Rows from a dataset
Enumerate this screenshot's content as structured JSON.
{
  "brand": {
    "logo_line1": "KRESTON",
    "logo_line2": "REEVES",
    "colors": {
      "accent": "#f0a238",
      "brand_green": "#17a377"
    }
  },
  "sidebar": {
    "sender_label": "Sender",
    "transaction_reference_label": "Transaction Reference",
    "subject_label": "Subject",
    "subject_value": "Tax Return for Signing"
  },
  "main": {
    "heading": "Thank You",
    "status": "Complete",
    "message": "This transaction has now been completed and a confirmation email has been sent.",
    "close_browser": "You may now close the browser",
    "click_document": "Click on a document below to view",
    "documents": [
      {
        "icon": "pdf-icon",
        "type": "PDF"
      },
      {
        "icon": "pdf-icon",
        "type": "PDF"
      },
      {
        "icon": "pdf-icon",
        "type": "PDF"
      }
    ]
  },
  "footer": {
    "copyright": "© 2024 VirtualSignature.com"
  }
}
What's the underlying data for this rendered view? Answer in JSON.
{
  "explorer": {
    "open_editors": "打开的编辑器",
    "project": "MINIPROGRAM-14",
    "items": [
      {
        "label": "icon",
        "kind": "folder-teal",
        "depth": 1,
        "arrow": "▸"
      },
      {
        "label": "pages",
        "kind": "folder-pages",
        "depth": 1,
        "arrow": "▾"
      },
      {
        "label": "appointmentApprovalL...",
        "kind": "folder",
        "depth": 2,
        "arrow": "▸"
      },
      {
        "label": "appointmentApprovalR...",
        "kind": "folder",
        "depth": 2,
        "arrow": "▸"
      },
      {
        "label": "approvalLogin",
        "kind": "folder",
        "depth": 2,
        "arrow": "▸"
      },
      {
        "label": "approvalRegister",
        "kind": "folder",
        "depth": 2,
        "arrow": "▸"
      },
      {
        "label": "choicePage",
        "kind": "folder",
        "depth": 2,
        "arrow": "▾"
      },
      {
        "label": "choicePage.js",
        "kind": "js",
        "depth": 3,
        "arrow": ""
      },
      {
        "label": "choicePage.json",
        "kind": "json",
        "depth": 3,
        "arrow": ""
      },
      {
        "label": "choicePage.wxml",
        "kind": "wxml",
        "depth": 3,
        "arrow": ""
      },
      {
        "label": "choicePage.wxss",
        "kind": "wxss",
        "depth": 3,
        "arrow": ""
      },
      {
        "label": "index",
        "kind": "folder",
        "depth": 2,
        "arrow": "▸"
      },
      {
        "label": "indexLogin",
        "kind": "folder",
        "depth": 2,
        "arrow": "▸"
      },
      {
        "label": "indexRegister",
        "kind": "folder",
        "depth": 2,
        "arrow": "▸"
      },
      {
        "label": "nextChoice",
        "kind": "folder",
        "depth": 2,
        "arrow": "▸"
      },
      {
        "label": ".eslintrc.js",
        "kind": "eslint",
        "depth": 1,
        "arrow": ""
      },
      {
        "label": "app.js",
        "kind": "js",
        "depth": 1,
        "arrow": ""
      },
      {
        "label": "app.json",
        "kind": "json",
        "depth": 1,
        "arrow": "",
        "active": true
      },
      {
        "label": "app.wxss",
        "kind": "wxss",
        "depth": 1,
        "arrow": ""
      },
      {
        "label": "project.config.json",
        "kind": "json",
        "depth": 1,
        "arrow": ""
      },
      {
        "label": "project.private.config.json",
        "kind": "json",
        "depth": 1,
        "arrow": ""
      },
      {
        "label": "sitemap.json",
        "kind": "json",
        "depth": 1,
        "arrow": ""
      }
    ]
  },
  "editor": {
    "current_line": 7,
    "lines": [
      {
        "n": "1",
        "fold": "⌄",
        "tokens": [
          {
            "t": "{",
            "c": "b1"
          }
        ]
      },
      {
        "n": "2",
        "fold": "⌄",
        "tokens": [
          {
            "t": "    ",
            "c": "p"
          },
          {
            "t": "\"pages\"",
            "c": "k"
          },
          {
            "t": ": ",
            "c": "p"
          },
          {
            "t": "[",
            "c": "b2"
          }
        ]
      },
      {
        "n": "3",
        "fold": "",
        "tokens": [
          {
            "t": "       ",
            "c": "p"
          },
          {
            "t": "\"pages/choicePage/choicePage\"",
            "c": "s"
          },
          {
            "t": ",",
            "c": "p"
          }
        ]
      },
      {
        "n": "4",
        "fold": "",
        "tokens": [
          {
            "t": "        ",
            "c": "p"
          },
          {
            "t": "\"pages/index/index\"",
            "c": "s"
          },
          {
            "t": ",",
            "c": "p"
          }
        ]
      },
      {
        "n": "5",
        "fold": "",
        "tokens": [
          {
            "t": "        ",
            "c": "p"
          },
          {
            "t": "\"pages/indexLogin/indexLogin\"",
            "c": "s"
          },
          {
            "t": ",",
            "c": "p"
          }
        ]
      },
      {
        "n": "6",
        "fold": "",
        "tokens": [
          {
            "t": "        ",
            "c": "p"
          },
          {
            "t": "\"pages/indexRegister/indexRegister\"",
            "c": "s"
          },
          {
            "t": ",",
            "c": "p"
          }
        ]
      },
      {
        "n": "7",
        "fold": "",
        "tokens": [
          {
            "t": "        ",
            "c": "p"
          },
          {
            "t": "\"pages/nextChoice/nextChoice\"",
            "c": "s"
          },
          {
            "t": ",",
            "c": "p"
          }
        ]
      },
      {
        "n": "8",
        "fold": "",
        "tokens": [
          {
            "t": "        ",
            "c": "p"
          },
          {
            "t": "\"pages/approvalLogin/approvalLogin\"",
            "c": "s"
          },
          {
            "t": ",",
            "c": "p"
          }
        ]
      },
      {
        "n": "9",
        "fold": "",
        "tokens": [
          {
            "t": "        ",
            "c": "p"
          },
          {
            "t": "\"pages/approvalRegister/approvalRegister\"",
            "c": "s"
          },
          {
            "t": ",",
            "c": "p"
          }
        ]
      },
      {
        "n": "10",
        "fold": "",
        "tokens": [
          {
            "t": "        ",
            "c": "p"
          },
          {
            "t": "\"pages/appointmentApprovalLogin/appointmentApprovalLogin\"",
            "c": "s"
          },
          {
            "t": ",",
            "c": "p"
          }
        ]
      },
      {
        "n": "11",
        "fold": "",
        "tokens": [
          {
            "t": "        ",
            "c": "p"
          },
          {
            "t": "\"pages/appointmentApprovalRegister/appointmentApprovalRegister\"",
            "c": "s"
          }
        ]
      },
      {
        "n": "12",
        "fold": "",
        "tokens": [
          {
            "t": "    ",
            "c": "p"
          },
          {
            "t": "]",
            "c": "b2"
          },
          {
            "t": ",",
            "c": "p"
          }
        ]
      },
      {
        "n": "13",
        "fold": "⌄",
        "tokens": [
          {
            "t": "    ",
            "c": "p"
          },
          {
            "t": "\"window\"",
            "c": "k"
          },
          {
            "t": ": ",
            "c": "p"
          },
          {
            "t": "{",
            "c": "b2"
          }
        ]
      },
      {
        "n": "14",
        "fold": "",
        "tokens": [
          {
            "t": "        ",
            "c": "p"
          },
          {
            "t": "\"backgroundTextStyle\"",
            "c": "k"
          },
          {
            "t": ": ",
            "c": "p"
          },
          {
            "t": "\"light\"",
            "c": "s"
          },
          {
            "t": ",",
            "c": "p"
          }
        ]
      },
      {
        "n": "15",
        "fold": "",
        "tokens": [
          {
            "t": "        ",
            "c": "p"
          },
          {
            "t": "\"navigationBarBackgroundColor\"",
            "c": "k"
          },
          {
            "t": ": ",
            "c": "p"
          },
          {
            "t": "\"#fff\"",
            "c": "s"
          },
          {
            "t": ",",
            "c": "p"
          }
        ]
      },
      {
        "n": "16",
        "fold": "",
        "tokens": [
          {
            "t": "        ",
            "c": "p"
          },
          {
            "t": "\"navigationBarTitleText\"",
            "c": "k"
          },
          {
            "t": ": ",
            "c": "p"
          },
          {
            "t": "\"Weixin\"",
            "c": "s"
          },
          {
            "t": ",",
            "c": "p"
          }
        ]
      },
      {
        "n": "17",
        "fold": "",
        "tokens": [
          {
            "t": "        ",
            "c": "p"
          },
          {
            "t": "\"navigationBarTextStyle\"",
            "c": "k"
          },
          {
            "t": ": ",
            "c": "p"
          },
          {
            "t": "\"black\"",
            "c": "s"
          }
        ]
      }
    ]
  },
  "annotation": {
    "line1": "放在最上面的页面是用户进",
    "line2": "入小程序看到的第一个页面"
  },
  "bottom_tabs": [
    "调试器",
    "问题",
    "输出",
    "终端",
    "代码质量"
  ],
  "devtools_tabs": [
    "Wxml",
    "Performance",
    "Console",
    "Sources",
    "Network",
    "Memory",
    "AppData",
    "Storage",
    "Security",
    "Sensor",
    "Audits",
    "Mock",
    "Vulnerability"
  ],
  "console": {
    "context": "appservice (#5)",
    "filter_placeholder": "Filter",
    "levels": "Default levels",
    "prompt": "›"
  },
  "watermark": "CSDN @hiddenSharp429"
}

Prompt: Gather up every line from the listing above in which the word "project" occurs.

Response below:
    "project": "MINIPROGRAM-14",
        "label": "project.config.json",
        "label": "project.private.config.json",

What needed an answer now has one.